(Stored records)
________________________________________
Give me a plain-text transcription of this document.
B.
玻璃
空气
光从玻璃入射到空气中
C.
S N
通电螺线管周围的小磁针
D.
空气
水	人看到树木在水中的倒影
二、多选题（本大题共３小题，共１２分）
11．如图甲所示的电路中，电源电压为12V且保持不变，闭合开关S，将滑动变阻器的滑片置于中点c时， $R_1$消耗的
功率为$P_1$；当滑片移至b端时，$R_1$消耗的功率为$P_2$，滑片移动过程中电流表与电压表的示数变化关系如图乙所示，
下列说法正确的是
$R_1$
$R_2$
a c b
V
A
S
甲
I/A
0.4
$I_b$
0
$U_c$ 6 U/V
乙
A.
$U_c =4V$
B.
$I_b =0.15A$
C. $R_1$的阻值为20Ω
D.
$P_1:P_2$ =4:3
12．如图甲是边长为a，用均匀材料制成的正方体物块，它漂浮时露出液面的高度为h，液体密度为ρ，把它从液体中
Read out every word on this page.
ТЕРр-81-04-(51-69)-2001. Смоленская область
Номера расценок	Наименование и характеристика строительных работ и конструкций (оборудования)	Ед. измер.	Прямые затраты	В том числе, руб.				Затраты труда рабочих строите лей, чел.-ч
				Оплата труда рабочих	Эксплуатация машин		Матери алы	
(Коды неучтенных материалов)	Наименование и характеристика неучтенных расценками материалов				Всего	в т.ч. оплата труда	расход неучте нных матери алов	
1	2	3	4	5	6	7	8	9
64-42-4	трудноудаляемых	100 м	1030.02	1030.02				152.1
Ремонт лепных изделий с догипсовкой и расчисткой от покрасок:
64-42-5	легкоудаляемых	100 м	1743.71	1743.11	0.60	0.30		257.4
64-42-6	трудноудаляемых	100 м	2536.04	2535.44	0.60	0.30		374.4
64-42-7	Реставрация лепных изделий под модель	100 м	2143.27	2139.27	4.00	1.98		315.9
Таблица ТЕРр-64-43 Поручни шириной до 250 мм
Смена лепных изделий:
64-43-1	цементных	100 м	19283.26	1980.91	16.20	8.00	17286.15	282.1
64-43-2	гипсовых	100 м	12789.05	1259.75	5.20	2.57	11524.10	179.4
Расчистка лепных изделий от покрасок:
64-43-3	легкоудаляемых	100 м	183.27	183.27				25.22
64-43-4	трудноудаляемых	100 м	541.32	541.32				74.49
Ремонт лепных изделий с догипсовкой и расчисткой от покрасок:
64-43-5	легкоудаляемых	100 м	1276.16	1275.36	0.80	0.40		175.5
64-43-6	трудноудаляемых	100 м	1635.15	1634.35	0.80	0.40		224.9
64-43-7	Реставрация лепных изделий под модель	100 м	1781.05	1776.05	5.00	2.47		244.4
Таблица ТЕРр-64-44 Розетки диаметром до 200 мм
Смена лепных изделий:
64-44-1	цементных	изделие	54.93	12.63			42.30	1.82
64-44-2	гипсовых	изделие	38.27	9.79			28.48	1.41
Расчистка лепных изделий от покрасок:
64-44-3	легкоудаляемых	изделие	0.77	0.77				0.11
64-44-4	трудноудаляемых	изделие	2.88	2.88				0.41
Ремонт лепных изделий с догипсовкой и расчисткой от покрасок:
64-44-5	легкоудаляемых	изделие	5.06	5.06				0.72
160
________________________________________
WORK INSTRUCTIONS: Show the lines from the data above that contain the string "модель".

THE RESPONSE:
64-42-7	Реставрация лепных изделий под модель	100 м	2143.27	2139.27	4.00	1.98		315.9
64-43-7	Реставрация лепных изделий под модель	100 м	1781.05	1776.05	5.00	2.47		244.4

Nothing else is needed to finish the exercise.